__Problem statement__:
Write out, as a numbered list, the rows from the line with "USB-C silver shell xyxy=(553,512,740,617)" through the line with "USB-C connector xyxy=(550,512,750,636)". Leave out any blank lines.

┌─ Given records

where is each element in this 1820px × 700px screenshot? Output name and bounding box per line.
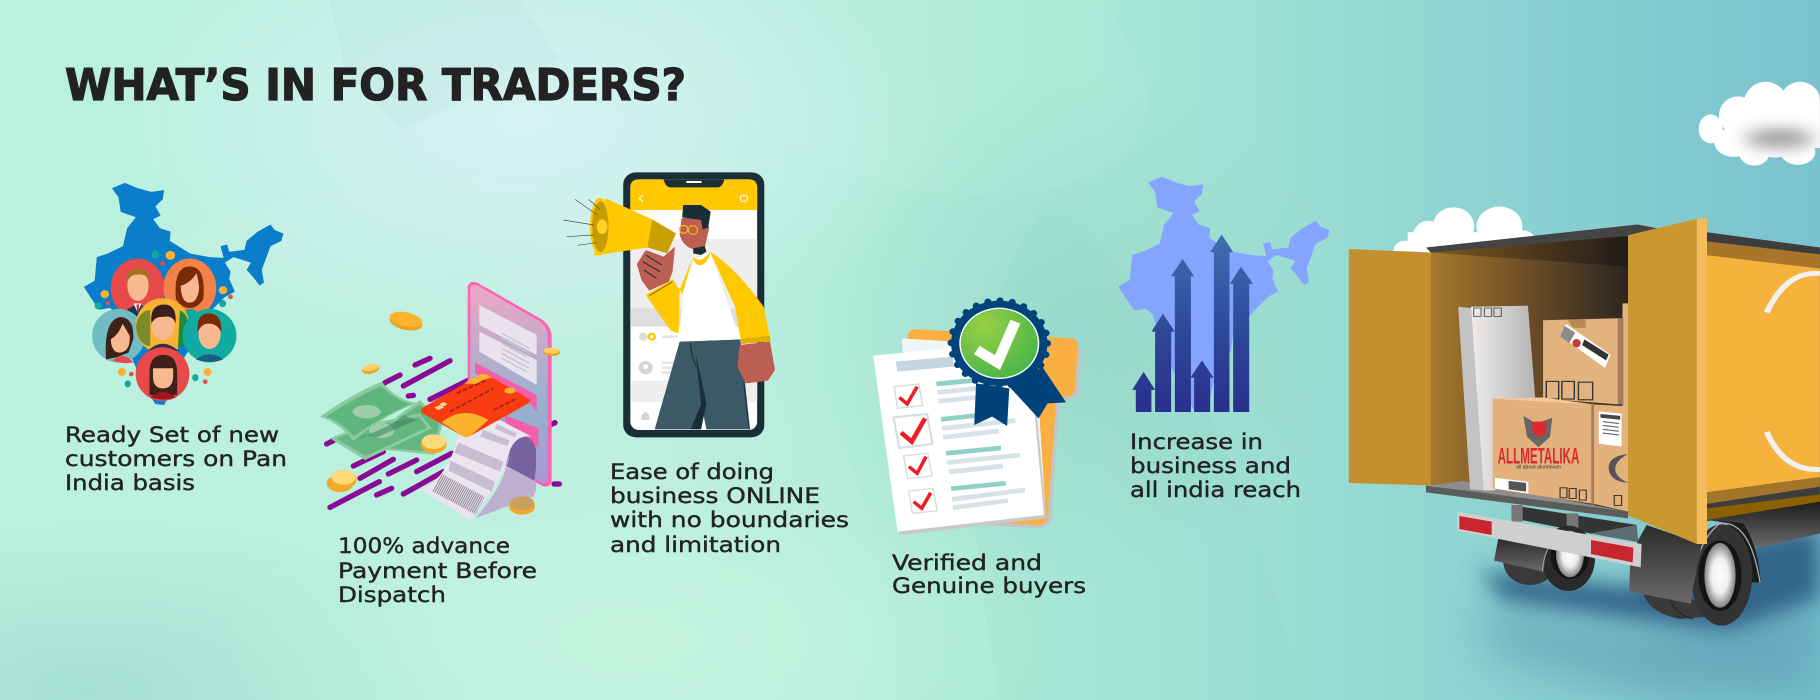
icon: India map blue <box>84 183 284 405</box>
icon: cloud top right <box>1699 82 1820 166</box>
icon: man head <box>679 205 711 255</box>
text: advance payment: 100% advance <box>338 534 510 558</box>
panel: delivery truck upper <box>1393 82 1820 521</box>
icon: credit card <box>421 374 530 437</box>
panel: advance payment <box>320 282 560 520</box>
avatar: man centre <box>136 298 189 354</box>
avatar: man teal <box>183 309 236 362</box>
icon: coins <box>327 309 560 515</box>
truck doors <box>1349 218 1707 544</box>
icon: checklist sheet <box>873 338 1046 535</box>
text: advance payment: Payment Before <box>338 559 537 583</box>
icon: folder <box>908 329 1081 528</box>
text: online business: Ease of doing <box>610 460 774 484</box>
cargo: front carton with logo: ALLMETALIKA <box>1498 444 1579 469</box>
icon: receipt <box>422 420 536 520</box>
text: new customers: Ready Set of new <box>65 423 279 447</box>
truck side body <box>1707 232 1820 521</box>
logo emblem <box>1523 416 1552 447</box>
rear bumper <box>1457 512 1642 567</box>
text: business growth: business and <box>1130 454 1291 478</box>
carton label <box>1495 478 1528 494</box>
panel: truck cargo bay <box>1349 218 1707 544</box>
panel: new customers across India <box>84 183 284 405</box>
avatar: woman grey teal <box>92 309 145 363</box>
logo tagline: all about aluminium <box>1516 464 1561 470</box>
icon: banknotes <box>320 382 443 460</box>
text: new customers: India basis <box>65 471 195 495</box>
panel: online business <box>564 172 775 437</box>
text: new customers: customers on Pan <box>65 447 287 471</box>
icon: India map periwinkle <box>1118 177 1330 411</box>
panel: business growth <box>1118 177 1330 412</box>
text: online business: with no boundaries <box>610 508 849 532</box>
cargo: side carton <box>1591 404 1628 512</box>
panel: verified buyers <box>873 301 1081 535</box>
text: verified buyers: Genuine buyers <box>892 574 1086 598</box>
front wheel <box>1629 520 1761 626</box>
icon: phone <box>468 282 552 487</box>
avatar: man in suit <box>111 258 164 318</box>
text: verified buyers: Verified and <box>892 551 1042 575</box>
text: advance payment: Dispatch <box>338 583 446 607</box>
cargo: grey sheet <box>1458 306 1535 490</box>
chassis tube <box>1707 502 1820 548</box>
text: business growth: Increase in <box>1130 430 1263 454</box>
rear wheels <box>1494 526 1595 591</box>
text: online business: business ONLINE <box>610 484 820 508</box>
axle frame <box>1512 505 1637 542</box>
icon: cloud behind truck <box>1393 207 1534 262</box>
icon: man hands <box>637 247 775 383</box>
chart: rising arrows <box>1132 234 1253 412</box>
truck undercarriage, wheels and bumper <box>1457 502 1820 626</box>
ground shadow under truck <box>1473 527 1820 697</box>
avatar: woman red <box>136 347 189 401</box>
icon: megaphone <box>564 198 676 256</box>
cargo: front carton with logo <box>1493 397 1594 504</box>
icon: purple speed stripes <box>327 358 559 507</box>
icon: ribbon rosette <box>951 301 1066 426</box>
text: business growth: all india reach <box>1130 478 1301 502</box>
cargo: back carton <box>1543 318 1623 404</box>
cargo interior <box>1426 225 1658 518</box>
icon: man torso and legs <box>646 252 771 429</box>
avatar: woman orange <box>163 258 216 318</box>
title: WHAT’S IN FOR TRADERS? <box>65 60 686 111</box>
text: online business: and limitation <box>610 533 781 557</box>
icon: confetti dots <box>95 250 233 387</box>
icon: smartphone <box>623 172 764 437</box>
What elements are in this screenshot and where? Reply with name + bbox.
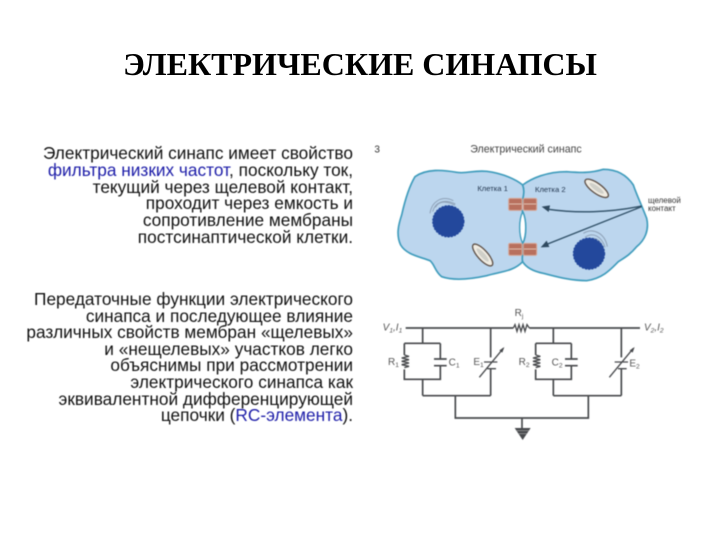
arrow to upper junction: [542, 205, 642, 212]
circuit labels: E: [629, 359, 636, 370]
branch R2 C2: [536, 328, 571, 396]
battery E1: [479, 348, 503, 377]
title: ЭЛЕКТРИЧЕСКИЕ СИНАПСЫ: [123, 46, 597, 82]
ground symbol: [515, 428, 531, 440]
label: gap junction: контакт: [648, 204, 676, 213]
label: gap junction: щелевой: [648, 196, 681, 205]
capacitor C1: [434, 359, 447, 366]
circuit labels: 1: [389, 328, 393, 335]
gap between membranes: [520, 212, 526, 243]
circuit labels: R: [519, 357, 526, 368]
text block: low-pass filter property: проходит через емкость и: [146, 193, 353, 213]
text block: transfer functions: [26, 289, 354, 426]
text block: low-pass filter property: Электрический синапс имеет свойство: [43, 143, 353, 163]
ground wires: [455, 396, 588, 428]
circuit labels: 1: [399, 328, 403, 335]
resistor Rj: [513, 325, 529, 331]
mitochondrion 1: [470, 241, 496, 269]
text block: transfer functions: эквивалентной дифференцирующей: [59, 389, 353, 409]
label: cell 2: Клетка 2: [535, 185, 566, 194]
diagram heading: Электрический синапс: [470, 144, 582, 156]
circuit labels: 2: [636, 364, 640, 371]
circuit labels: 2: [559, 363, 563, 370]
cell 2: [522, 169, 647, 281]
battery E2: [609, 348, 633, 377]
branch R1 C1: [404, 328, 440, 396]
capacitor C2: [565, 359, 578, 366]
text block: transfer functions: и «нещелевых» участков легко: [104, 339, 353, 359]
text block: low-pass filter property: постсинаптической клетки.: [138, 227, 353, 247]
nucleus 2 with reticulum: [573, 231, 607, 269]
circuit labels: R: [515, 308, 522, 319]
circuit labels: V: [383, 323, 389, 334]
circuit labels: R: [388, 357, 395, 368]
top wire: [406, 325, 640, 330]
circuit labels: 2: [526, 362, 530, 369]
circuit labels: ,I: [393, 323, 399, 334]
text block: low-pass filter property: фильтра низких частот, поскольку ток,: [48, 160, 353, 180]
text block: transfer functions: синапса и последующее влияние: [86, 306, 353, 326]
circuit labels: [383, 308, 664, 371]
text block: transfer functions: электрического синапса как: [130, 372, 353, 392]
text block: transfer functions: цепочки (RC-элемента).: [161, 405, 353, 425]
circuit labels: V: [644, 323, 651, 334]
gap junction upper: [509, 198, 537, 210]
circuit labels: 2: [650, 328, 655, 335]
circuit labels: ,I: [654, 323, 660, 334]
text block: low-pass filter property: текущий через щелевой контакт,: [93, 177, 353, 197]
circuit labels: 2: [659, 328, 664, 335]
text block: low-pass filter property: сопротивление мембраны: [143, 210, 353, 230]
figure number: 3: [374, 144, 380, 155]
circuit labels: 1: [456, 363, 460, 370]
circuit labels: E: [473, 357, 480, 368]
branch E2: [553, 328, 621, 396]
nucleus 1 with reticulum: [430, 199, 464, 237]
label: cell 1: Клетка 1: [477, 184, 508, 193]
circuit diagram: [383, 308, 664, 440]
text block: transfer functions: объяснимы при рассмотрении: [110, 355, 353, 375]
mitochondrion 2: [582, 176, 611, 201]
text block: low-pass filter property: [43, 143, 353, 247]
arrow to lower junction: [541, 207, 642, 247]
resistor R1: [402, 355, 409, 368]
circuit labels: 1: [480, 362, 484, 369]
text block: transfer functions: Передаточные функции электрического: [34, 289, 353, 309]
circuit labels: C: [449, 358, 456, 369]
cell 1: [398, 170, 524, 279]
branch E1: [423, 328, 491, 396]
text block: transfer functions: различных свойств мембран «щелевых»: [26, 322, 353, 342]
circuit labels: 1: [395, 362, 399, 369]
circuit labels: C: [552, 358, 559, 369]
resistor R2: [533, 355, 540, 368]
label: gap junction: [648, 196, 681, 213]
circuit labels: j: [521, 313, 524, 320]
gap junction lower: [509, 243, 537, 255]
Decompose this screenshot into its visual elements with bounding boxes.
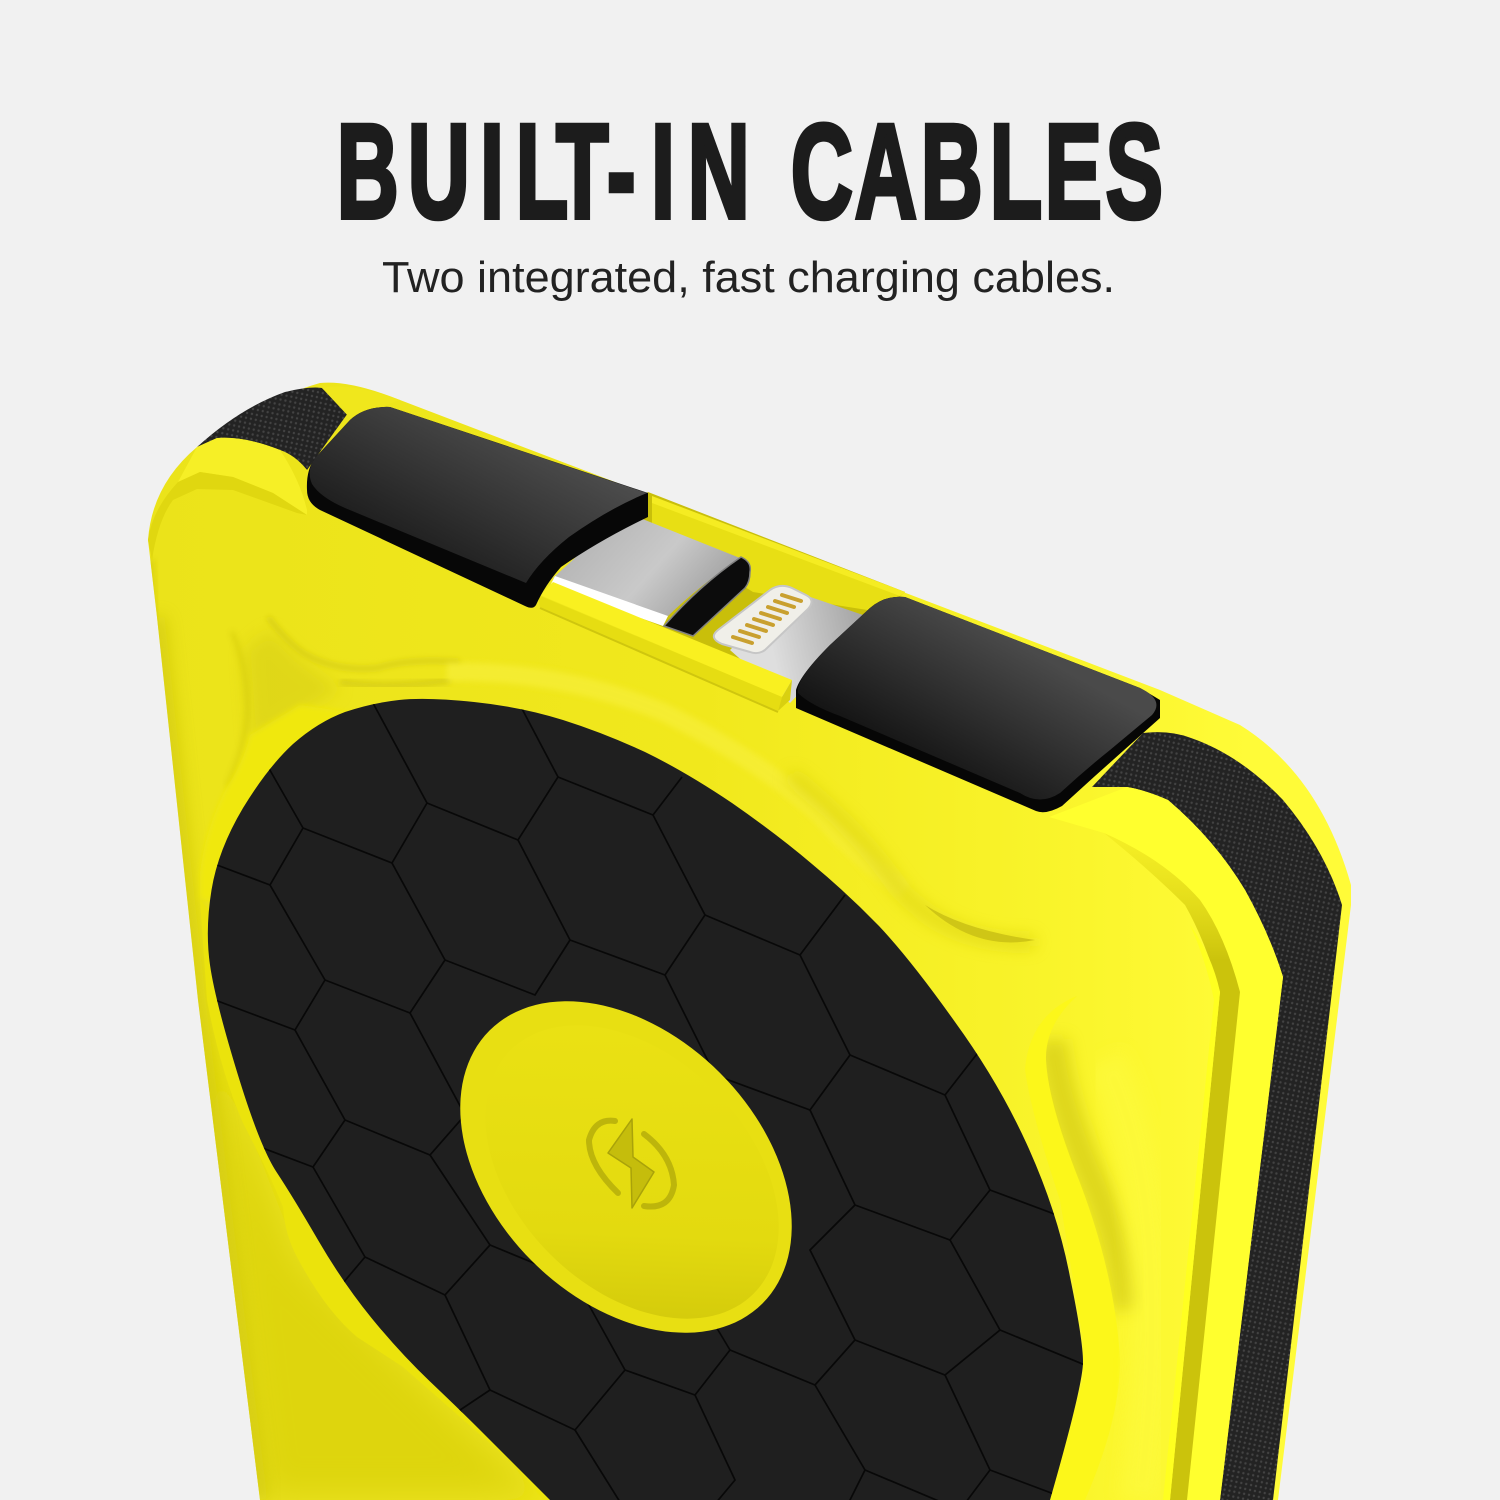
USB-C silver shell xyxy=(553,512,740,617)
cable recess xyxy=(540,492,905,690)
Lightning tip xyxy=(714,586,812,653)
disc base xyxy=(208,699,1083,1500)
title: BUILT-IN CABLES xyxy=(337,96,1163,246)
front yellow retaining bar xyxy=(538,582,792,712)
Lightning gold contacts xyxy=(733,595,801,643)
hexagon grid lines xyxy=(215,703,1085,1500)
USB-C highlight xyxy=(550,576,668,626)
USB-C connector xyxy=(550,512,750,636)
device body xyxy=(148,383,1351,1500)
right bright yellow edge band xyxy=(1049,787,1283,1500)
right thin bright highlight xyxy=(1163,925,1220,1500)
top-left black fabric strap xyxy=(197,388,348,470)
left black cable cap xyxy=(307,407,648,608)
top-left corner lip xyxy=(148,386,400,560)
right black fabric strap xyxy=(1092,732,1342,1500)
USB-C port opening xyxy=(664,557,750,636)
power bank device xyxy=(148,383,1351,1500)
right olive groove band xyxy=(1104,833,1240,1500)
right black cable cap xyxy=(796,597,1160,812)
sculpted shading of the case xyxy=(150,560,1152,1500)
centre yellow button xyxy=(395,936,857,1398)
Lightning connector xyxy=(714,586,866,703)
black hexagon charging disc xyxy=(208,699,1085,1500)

└─

__Exercise answer__:
1. USB-C silver shell xyxy=(553,512,740,617)
2. cable recess xyxy=(540,492,905,690)
3. Lightning tip xyxy=(714,586,812,653)
4. disc base xyxy=(208,699,1083,1500)
5. title: BUILT-IN CABLES xyxy=(337,96,1163,246)
6. front yellow retaining bar xyxy=(538,582,792,712)
7. Lightning gold contacts xyxy=(733,595,801,643)
8. hexagon grid lines xyxy=(215,703,1085,1500)
9. USB-C highlight xyxy=(550,576,668,626)
10. USB-C connector xyxy=(550,512,750,636)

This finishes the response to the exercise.